* **What the exercise asks**
Go through the listing and return every line with "title" in it.

* **Records provided**

>>

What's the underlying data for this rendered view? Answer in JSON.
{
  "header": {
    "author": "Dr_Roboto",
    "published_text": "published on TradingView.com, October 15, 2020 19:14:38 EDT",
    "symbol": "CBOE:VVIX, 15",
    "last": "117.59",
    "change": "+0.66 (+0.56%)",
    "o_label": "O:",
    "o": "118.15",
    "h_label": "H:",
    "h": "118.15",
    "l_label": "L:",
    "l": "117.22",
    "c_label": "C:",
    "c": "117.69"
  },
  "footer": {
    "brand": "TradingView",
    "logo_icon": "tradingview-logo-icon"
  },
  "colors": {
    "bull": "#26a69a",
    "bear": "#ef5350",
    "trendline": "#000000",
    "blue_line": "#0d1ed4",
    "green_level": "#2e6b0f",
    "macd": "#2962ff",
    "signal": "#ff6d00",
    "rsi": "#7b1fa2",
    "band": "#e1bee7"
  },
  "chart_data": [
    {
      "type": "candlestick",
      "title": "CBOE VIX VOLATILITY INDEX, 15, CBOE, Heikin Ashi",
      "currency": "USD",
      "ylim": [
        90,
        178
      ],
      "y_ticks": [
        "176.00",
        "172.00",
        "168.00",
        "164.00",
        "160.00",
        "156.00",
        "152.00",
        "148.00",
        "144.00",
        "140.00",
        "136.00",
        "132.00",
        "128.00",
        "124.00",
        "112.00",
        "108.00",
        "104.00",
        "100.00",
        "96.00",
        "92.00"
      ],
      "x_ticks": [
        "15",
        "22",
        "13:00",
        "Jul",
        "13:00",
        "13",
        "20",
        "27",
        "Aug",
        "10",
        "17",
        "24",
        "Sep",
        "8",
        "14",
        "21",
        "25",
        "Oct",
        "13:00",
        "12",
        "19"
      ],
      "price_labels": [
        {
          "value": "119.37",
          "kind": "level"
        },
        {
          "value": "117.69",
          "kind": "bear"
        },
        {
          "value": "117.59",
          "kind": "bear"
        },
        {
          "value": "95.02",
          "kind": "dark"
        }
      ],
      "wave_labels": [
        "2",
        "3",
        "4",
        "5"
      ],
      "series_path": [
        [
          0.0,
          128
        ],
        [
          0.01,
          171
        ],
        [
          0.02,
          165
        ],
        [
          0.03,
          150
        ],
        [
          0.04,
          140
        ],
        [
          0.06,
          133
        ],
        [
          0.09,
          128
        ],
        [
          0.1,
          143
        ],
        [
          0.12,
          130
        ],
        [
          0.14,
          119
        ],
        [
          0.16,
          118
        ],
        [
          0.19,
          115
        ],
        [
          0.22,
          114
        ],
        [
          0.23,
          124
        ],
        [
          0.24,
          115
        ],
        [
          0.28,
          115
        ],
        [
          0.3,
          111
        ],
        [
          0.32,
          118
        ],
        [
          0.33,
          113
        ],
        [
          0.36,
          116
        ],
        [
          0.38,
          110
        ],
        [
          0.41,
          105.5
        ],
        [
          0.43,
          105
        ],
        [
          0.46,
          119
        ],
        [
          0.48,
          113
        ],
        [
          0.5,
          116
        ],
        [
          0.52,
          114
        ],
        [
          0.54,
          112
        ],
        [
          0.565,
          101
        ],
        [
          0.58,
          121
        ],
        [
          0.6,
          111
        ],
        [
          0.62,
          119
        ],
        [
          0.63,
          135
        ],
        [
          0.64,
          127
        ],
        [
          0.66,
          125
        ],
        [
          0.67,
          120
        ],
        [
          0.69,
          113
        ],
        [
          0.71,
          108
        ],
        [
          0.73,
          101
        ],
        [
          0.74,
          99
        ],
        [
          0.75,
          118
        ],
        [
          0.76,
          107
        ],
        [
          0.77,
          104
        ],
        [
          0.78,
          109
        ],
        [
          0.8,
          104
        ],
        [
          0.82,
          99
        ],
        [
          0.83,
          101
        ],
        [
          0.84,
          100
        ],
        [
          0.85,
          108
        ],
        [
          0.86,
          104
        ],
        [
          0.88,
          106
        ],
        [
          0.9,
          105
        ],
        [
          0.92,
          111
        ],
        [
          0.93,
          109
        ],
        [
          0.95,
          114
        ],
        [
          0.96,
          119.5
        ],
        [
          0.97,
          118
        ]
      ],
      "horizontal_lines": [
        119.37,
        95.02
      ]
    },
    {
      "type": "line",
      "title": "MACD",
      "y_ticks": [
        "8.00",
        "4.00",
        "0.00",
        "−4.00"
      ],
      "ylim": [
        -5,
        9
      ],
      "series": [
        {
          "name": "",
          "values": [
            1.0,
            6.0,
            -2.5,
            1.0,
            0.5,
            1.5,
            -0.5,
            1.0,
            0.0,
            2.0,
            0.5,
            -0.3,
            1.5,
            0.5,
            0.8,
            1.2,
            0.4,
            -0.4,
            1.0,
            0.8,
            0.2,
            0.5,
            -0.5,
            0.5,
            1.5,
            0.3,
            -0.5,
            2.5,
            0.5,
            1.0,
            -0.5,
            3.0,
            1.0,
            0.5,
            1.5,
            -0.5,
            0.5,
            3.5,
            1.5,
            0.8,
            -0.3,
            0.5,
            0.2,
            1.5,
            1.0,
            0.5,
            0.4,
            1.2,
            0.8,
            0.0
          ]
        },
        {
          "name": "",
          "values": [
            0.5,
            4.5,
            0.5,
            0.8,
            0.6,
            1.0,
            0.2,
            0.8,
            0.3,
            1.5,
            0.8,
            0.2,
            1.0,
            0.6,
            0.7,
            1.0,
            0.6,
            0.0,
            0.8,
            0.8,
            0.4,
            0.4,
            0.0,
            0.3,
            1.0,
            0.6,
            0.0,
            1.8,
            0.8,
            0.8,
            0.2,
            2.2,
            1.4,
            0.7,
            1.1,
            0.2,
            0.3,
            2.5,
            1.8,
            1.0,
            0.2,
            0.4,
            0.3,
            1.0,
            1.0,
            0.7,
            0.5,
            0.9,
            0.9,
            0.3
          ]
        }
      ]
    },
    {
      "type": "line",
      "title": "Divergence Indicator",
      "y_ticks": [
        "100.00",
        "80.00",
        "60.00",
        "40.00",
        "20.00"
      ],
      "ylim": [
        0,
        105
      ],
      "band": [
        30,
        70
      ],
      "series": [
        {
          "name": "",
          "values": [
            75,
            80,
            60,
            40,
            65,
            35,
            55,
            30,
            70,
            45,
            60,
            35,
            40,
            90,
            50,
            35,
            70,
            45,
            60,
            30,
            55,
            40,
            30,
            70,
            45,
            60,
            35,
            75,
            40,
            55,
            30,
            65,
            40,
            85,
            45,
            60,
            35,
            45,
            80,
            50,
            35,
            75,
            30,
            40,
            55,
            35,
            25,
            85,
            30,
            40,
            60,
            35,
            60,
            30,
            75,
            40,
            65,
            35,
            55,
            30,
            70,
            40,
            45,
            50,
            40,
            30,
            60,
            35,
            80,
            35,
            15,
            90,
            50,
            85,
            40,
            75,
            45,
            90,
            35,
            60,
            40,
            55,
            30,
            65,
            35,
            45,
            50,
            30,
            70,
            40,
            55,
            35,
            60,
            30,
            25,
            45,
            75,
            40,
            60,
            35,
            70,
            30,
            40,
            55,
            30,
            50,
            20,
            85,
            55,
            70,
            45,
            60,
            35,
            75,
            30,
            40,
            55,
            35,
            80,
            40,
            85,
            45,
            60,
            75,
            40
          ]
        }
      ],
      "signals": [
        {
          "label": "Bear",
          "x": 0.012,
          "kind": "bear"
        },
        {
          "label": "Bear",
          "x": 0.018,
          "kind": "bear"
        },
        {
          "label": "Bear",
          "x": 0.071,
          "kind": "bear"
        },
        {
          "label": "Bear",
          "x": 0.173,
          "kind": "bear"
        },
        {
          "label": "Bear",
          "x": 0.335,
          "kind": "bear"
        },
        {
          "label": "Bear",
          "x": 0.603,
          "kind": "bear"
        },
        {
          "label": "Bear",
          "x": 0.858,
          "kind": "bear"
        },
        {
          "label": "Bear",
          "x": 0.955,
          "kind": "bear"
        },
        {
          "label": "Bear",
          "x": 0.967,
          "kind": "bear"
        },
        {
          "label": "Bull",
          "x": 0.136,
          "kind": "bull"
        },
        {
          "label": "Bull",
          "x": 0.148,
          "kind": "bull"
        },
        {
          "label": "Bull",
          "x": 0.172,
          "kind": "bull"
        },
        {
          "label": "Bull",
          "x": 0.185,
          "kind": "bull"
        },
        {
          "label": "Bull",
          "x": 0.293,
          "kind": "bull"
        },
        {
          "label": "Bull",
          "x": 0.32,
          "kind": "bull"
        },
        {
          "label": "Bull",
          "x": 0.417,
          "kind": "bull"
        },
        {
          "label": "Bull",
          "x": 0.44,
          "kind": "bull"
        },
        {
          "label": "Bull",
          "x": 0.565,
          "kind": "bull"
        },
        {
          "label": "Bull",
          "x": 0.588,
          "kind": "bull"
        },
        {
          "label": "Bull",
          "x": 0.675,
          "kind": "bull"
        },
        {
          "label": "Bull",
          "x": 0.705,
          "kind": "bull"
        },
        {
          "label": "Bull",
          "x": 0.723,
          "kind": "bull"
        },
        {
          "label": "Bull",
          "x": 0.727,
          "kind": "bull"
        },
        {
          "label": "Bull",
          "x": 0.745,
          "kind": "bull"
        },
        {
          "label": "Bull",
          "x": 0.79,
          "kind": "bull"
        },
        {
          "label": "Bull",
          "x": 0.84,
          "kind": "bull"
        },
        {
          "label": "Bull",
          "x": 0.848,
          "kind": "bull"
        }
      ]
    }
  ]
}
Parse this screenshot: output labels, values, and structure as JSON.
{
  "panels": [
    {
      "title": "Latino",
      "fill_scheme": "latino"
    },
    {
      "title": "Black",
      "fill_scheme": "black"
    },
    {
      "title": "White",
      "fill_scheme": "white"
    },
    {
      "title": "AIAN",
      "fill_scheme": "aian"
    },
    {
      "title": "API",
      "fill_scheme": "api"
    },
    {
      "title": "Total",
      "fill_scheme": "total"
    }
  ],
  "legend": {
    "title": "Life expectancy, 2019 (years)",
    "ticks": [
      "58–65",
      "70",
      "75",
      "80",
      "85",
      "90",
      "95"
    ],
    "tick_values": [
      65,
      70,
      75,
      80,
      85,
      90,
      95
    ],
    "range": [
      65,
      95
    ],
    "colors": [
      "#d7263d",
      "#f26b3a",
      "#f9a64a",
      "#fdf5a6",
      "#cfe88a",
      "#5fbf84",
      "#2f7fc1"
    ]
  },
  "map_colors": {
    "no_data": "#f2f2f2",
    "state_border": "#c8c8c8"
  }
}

<<

* **Exercise solution**
      "title": "CBOE VIX VOLATILITY INDEX, 15, CBOE, Heikin Ashi",
      "title": "MACD",
      "title": "Divergence Indicator",
      "title": "Latino",
      "title": "Black",
      "title": "White",
      "title": "AIAN",
      "title": "API",
      "title": "Total",
    "title": "Life expectancy, 2019 (years)",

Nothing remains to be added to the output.